══ Data supplied

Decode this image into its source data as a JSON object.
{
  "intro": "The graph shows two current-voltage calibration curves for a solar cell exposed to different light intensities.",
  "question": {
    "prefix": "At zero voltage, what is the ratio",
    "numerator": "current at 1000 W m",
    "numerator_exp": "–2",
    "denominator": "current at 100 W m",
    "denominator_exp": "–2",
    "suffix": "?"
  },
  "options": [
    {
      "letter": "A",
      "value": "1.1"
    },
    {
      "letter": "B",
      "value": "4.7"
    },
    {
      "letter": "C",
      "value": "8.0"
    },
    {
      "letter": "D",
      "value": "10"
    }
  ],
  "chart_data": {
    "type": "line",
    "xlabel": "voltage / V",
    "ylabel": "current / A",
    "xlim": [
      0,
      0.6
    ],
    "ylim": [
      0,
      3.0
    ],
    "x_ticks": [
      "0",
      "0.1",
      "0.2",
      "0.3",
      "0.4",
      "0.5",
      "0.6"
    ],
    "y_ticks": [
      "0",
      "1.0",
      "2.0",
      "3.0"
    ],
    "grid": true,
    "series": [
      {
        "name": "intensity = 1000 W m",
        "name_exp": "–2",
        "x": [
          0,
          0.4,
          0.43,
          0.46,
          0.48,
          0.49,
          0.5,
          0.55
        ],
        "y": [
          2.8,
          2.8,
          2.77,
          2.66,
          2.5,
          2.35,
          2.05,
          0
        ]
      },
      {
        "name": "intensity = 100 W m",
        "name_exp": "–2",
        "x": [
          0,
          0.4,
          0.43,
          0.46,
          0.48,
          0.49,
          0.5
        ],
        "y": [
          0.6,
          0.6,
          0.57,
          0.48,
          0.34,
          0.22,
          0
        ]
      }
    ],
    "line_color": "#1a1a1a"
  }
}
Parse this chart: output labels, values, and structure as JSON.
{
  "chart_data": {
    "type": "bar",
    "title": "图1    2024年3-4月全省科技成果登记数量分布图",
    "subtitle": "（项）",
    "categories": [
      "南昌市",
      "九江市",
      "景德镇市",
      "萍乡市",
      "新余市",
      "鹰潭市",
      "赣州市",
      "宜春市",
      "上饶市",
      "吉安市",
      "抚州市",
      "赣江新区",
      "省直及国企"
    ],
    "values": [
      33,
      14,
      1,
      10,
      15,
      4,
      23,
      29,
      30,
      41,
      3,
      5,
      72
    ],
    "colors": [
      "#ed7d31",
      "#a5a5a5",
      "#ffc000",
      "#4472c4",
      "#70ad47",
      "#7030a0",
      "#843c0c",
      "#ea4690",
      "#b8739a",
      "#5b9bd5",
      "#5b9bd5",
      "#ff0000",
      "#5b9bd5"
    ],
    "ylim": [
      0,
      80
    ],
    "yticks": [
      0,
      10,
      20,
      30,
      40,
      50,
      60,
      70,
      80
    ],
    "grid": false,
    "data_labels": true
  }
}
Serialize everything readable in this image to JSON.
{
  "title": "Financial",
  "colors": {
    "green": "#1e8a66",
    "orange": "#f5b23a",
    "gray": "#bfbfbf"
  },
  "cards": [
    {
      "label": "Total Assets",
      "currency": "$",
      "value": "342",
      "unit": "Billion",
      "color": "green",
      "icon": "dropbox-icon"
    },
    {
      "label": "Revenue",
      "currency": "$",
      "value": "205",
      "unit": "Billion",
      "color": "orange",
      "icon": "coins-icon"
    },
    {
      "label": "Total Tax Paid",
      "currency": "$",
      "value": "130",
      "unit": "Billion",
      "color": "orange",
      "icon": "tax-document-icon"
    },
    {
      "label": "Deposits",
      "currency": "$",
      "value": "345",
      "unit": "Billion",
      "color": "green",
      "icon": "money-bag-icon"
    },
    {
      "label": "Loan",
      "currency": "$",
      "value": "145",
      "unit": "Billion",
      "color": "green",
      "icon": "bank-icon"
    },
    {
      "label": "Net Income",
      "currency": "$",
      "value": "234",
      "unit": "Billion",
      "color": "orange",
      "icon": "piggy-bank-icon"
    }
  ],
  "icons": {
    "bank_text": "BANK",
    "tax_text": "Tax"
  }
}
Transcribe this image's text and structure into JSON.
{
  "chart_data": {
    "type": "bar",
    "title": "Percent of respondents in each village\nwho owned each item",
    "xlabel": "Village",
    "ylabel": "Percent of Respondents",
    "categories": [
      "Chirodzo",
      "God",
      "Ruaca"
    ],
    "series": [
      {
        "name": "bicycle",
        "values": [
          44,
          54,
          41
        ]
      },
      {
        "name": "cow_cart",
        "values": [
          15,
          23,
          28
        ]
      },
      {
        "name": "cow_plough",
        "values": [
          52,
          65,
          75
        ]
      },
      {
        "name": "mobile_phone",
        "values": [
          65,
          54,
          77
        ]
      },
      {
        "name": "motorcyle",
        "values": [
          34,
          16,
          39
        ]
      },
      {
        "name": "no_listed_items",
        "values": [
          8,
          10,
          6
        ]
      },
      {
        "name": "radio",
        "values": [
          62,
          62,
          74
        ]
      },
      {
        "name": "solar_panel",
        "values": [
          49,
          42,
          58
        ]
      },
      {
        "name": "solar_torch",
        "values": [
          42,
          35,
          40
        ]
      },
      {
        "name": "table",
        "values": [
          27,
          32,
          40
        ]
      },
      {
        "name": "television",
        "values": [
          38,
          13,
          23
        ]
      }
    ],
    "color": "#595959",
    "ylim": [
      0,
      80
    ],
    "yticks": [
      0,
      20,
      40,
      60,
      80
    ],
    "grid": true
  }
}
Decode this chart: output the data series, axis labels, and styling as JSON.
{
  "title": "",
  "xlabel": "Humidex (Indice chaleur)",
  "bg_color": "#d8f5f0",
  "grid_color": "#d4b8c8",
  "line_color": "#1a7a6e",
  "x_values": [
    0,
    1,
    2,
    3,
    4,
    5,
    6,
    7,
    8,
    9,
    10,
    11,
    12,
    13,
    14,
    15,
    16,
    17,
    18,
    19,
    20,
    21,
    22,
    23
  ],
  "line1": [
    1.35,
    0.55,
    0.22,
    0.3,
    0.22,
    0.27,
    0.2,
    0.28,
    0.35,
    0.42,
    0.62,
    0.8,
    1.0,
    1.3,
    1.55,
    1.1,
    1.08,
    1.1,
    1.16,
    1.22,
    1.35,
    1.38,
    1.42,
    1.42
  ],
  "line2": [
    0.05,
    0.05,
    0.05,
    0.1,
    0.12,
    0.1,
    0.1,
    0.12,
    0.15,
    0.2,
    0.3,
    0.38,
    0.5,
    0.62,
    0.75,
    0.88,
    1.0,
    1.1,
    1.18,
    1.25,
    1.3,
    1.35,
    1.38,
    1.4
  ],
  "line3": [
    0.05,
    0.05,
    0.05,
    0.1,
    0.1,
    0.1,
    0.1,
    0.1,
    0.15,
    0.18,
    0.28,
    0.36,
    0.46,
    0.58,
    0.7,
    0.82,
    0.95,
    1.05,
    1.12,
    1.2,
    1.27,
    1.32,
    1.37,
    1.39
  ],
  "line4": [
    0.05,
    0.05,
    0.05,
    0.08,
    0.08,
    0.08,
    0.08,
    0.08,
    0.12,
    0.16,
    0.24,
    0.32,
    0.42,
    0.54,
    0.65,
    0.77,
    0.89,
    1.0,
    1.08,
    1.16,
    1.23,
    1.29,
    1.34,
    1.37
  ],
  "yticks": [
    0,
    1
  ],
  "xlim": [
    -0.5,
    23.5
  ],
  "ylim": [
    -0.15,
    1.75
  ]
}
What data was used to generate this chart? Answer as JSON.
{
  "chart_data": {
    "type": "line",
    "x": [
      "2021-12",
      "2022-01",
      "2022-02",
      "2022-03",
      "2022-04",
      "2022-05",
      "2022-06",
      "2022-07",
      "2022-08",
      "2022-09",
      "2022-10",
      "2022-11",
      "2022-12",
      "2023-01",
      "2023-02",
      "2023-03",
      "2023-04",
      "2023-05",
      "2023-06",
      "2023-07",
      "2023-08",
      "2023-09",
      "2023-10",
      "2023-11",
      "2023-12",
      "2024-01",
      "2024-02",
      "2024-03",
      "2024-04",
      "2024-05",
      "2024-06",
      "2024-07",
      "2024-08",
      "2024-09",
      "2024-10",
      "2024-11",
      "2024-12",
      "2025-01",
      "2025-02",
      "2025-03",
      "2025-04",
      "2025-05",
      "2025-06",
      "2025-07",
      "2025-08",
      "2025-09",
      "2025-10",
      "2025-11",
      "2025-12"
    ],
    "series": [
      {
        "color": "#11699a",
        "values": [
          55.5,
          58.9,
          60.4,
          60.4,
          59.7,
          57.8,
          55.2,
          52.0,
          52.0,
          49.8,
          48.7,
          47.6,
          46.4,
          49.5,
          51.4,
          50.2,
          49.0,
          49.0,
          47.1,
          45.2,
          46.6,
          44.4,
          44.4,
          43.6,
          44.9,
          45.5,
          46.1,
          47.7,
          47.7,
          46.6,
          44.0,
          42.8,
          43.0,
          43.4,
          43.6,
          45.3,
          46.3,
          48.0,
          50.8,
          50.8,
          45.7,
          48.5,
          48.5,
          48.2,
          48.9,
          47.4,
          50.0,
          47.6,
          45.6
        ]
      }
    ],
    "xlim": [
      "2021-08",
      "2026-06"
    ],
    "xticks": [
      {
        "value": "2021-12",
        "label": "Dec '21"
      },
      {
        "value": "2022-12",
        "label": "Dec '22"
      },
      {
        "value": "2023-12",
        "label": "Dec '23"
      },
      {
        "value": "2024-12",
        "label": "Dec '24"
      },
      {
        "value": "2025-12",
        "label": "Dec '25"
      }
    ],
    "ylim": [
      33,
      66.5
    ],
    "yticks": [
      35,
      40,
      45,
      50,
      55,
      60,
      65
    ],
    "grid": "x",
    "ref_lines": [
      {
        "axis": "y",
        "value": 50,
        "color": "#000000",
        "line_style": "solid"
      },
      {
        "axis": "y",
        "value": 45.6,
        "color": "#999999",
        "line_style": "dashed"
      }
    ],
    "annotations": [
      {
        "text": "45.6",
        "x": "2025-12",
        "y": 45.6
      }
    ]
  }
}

════

[Objective]:
Copy, from the material above, each line in which the string "output" occurs.

[Full solution]:
Parse this chart: output labels, values, and structure as JSON.
Decode this chart: output the data series, axis labels, and styling as JSON.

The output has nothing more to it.